**Given instruction**
Copy out the entries below in full and exactly.

**Stored items from a collection**
□ □ □ □ □

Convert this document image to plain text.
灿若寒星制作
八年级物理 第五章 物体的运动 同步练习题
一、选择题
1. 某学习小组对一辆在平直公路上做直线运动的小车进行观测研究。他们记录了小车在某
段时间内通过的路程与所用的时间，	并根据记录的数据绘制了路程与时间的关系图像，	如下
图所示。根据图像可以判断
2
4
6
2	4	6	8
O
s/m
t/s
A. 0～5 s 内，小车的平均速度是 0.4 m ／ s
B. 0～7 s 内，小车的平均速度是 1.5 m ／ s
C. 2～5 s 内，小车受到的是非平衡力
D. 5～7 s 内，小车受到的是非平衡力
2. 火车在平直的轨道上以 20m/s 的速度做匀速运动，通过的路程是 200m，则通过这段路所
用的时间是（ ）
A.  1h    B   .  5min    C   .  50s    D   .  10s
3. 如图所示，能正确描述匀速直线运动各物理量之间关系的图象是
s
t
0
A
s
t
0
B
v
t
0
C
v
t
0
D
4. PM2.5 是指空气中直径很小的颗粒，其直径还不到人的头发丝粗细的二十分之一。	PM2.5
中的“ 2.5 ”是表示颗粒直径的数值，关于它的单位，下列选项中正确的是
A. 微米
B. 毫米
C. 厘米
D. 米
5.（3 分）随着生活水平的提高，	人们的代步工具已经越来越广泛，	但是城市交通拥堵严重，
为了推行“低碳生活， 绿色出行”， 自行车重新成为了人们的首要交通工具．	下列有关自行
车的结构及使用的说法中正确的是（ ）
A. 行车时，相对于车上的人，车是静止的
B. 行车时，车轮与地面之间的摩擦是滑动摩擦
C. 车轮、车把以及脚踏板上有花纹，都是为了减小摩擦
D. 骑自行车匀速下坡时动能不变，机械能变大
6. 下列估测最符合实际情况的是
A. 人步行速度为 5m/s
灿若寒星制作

□ □ □ □ □

**Reply to the task**
Convert this document image to plain text.
灿若寒星制作
八年级物理 第五章 物体的运动 同步练习题
一、选择题
1. 某学习小组对一辆在平直公路上做直线运动的小车进行观测研究。他们记录了小车在某
段时间内通过的路程与所用的时间，	并根据记录的数据绘制了路程与时间的关系图像，	如下
图所示。根据图像可以判断
2
4
6
2	4	6	8
O
s/m
t/s
A. 0～5 s 内，小车的平均速度是 0.4 m ／ s
B. 0～7 s 内，小车的平均速度是 1.5 m ／ s
C. 2～5 s 内，小车受到的是非平衡力
D. 5～7 s 内，小车受到的是非平衡力
2. 火车在平直的轨道上以 20m/s 的速度做匀速运动，通过的路程是 200m，则通过这段路所
用的时间是（ ）
A.  1h    B   .  5min    C   .  50s    D   .  10s
3. 如图所示，能正确描述匀速直线运动各物理量之间关系的图象是
s
t
0
A
s
t
0
B
v
t
0
C
v
t
0
D
4. PM2.5 是指空气中直径很小的颗粒，其直径还不到人的头发丝粗细的二十分之一。	PM2.5
中的“ 2.5 ”是表示颗粒直径的数值，关于它的单位，下列选项中正确的是
A. 微米
B. 毫米
C. 厘米
D. 米
5.（3 分）随着生活水平的提高，	人们的代步工具已经越来越广泛，	但是城市交通拥堵严重，
为了推行“低碳生活， 绿色出行”， 自行车重新成为了人们的首要交通工具．	下列有关自行
车的结构及使用的说法中正确的是（ ）
A. 行车时，相对于车上的人，车是静止的
B. 行车时，车轮与地面之间的摩擦是滑动摩擦
C. 车轮、车把以及脚踏板上有花纹，都是为了减小摩擦
D. 骑自行车匀速下坡时动能不变，机械能变大
6. 下列估测最符合实际情况的是
A. 人步行速度为 5m/s
灿若寒星制作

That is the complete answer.